Stored items:
____________

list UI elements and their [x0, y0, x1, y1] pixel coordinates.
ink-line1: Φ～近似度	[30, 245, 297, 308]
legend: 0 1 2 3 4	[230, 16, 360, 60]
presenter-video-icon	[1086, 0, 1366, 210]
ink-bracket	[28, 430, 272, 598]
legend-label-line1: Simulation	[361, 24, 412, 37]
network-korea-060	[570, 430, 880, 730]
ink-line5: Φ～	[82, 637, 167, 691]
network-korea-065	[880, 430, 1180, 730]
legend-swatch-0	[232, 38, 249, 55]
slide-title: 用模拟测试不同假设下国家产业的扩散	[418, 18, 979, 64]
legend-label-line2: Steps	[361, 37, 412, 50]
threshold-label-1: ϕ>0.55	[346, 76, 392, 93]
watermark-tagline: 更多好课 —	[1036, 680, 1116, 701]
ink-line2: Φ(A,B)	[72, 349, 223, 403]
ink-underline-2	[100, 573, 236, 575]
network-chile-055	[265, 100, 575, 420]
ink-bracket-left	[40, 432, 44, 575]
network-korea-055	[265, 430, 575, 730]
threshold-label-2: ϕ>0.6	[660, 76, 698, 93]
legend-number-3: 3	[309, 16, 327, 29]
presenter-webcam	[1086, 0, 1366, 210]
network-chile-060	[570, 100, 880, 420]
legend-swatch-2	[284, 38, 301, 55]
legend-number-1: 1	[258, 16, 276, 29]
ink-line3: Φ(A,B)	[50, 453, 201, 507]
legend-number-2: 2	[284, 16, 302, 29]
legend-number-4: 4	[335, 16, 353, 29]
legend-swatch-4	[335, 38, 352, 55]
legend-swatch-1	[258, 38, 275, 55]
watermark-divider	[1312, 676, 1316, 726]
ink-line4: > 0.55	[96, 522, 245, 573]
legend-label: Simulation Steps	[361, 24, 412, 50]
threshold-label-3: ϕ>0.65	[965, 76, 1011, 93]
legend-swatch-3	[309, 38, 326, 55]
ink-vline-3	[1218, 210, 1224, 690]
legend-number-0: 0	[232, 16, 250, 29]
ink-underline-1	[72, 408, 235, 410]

____________

_Challenge_: Please change "Simulation" to "Model" in the items, starting at the first line and stopping after the line that contains "430, 575, 730]", with nothing else altered. Return only those lines.

_Expected answer_:
list UI elements and their [x0, y0, x1, y1] pixel coordinates.
ink-line1: Φ～近似度	[30, 245, 297, 308]
legend: 0 1 2 3 4	[230, 16, 360, 60]
presenter-video-icon	[1086, 0, 1366, 210]
ink-bracket	[28, 430, 272, 598]
legend-label-line1: Model	[361, 24, 412, 37]
network-korea-060	[570, 430, 880, 730]
ink-line5: Φ～	[82, 637, 167, 691]
network-korea-065	[880, 430, 1180, 730]
legend-swatch-0	[232, 38, 249, 55]
slide-title: 用模拟测试不同假设下国家产业的扩散	[418, 18, 979, 64]
legend-label-line2: Steps	[361, 37, 412, 50]
threshold-label-1: ϕ>0.55	[346, 76, 392, 93]
watermark-tagline: 更多好课 —	[1036, 680, 1116, 701]
ink-line2: Φ(A,B)	[72, 349, 223, 403]
ink-underline-2	[100, 573, 236, 575]
network-chile-055	[265, 100, 575, 420]
ink-bracket-left	[40, 432, 44, 575]
network-korea-055	[265, 430, 575, 730]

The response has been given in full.